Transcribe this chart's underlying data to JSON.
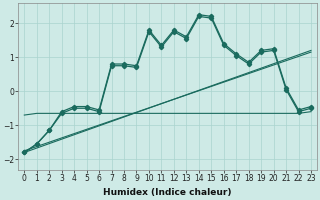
{
  "xlabel": "Humidex (Indice chaleur)",
  "ylabel": "",
  "xlim": [
    -0.5,
    23.5
  ],
  "ylim": [
    -2.3,
    2.6
  ],
  "background_color": "#ceeae6",
  "grid_color": "#aad4cf",
  "line_color": "#1a6b5e",
  "x_ticks": [
    0,
    1,
    2,
    3,
    4,
    5,
    6,
    7,
    8,
    9,
    10,
    11,
    12,
    13,
    14,
    15,
    16,
    17,
    18,
    19,
    20,
    21,
    22,
    23
  ],
  "y_ticks": [
    -2,
    -1,
    0,
    1,
    2
  ],
  "series_main_x": [
    0,
    1,
    2,
    3,
    4,
    5,
    6,
    7,
    8,
    9,
    10,
    11,
    12,
    13,
    14,
    15,
    16,
    17,
    18,
    19,
    20,
    21,
    22,
    23
  ],
  "series_main_y": [
    -1.8,
    -1.55,
    -1.15,
    -0.65,
    -0.5,
    -0.5,
    -0.6,
    0.75,
    0.75,
    0.7,
    1.75,
    1.3,
    1.75,
    1.55,
    2.2,
    2.15,
    1.35,
    1.05,
    0.8,
    1.15,
    1.2,
    0.05,
    -0.6,
    -0.5
  ],
  "series_offset_x": [
    0,
    1,
    2,
    3,
    4,
    5,
    6,
    7,
    8,
    9,
    10,
    11,
    12,
    13,
    14,
    15,
    16,
    17,
    18,
    19,
    20,
    21,
    22,
    23
  ],
  "series_offset_y": [
    -1.8,
    -1.55,
    -1.15,
    -0.6,
    -0.45,
    -0.45,
    -0.55,
    0.8,
    0.8,
    0.75,
    1.8,
    1.35,
    1.8,
    1.6,
    2.25,
    2.2,
    1.4,
    1.1,
    0.85,
    1.2,
    1.25,
    0.1,
    -0.55,
    -0.45
  ],
  "trend1_x": [
    0,
    23
  ],
  "trend1_y": [
    -1.8,
    1.2
  ],
  "trend2_x": [
    0,
    23
  ],
  "trend2_y": [
    -1.75,
    1.15
  ],
  "flat_x": [
    0,
    1,
    2,
    3,
    4,
    5,
    6,
    7,
    8,
    9,
    10,
    11,
    12,
    13,
    14,
    15,
    16,
    17,
    18,
    19,
    20,
    21,
    22,
    23
  ],
  "flat_y": [
    -0.7,
    -0.65,
    -0.65,
    -0.65,
    -0.65,
    -0.65,
    -0.65,
    -0.65,
    -0.65,
    -0.65,
    -0.65,
    -0.65,
    -0.65,
    -0.65,
    -0.65,
    -0.65,
    -0.65,
    -0.65,
    -0.65,
    -0.65,
    -0.65,
    -0.65,
    -0.65,
    -0.6
  ]
}
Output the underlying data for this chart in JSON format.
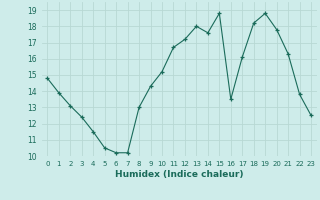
{
  "x": [
    0,
    1,
    2,
    3,
    4,
    5,
    6,
    7,
    8,
    9,
    10,
    11,
    12,
    13,
    14,
    15,
    16,
    17,
    18,
    19,
    20,
    21,
    22,
    23
  ],
  "y": [
    14.8,
    13.9,
    13.1,
    12.4,
    11.5,
    10.5,
    10.2,
    10.2,
    13.0,
    14.3,
    15.2,
    16.7,
    17.2,
    18.0,
    17.6,
    18.8,
    13.5,
    16.1,
    18.2,
    18.8,
    17.8,
    16.3,
    13.8,
    12.5
  ],
  "xlabel": "Humidex (Indice chaleur)",
  "ylim": [
    10,
    19.5
  ],
  "xlim": [
    -0.5,
    23.5
  ],
  "yticks": [
    10,
    11,
    12,
    13,
    14,
    15,
    16,
    17,
    18,
    19
  ],
  "xticks": [
    0,
    1,
    2,
    3,
    4,
    5,
    6,
    7,
    8,
    9,
    10,
    11,
    12,
    13,
    14,
    15,
    16,
    17,
    18,
    19,
    20,
    21,
    22,
    23
  ],
  "xtick_labels": [
    "0",
    "1",
    "2",
    "3",
    "4",
    "5",
    "6",
    "7",
    "8",
    "9",
    "10",
    "11",
    "12",
    "13",
    "14",
    "15",
    "16",
    "17",
    "18",
    "19",
    "20",
    "21",
    "22",
    "23"
  ],
  "line_color": "#1a6b5a",
  "marker": "+",
  "bg_color": "#ceecea",
  "grid_color": "#b8d8d4",
  "title": ""
}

- **Work to complete**
Skipping the pictures, transcribe each line above exactly as it appears.

- **Correct output**
Transcribe this chart's underlying data to JSON.
{
  "xlabel": "Humidex (Indice chaleur)",
  "ylabel": "",
  "xlim": [
    -0.5,
    23.5
  ],
  "ylim": [
    -2.3,
    2.6
  ],
  "background_color": "#ceeae6",
  "grid_color": "#aad4cf",
  "line_color": "#1a6b5e",
  "x_ticks": [
    0,
    1,
    2,
    3,
    4,
    5,
    6,
    7,
    8,
    9,
    10,
    11,
    12,
    13,
    14,
    15,
    16,
    17,
    18,
    19,
    20,
    21,
    22,
    23
  ],
  "y_ticks": [
    -2,
    -1,
    0,
    1,
    2
  ],
  "series_main_x": [
    0,
    1,
    2,
    3,
    4,
    5,
    6,
    7,
    8,
    9,
    10,
    11,
    12,
    13,
    14,
    15,
    16,
    17,
    18,
    19,
    20,
    21,
    22,
    23
  ],
  "series_main_y": [
    -1.8,
    -1.55,
    -1.15,
    -0.65,
    -0.5,
    -0.5,
    -0.6,
    0.75,
    0.75,
    0.7,
    1.75,
    1.3,
    1.75,
    1.55,
    2.2,
    2.15,
    1.35,
    1.05,
    0.8,
    1.15,
    1.2,
    0.05,
    -0.6,
    -0.5
  ],
  "series_offset_x": [
    0,
    1,
    2,
    3,
    4,
    5,
    6,
    7,
    8,
    9,
    10,
    11,
    12,
    13,
    14,
    15,
    16,
    17,
    18,
    19,
    20,
    21,
    22,
    23
  ],
  "series_offset_y": [
    -1.8,
    -1.55,
    -1.15,
    -0.6,
    -0.45,
    -0.45,
    -0.55,
    0.8,
    0.8,
    0.75,
    1.8,
    1.35,
    1.8,
    1.6,
    2.25,
    2.2,
    1.4,
    1.1,
    0.85,
    1.2,
    1.25,
    0.1,
    -0.55,
    -0.45
  ],
  "trend1_x": [
    0,
    23
  ],
  "trend1_y": [
    -1.8,
    1.2
  ],
  "trend2_x": [
    0,
    23
  ],
  "trend2_y": [
    -1.75,
    1.15
  ],
  "flat_x": [
    0,
    1,
    2,
    3,
    4,
    5,
    6,
    7,
    8,
    9,
    10,
    11,
    12,
    13,
    14,
    15,
    16,
    17,
    18,
    19,
    20,
    21,
    22,
    23
  ],
  "flat_y": [
    -0.7,
    -0.65,
    -0.65,
    -0.65,
    -0.65,
    -0.65,
    -0.65,
    -0.65,
    -0.65,
    -0.65,
    -0.65,
    -0.65,
    -0.65,
    -0.65,
    -0.65,
    -0.65,
    -0.65,
    -0.65,
    -0.65,
    -0.65,
    -0.65,
    -0.65,
    -0.65,
    -0.6
  ]
}
Output the underlying data for this chart in JSON format.
{
  "x": [
    0,
    1,
    2,
    3,
    4,
    5,
    6,
    7,
    8,
    9,
    10,
    11,
    12,
    13,
    14,
    15,
    16,
    17,
    18,
    19,
    20,
    21,
    22,
    23
  ],
  "y": [
    14.8,
    13.9,
    13.1,
    12.4,
    11.5,
    10.5,
    10.2,
    10.2,
    13.0,
    14.3,
    15.2,
    16.7,
    17.2,
    18.0,
    17.6,
    18.8,
    13.5,
    16.1,
    18.2,
    18.8,
    17.8,
    16.3,
    13.8,
    12.5
  ],
  "xlabel": "Humidex (Indice chaleur)",
  "ylim": [
    10,
    19.5
  ],
  "xlim": [
    -0.5,
    23.5
  ],
  "yticks": [
    10,
    11,
    12,
    13,
    14,
    15,
    16,
    17,
    18,
    19
  ],
  "xticks": [
    0,
    1,
    2,
    3,
    4,
    5,
    6,
    7,
    8,
    9,
    10,
    11,
    12,
    13,
    14,
    15,
    16,
    17,
    18,
    19,
    20,
    21,
    22,
    23
  ],
  "xtick_labels": [
    "0",
    "1",
    "2",
    "3",
    "4",
    "5",
    "6",
    "7",
    "8",
    "9",
    "10",
    "11",
    "12",
    "13",
    "14",
    "15",
    "16",
    "17",
    "18",
    "19",
    "20",
    "21",
    "22",
    "23"
  ],
  "line_color": "#1a6b5a",
  "marker": "+",
  "bg_color": "#ceecea",
  "grid_color": "#b8d8d4",
  "title": ""
}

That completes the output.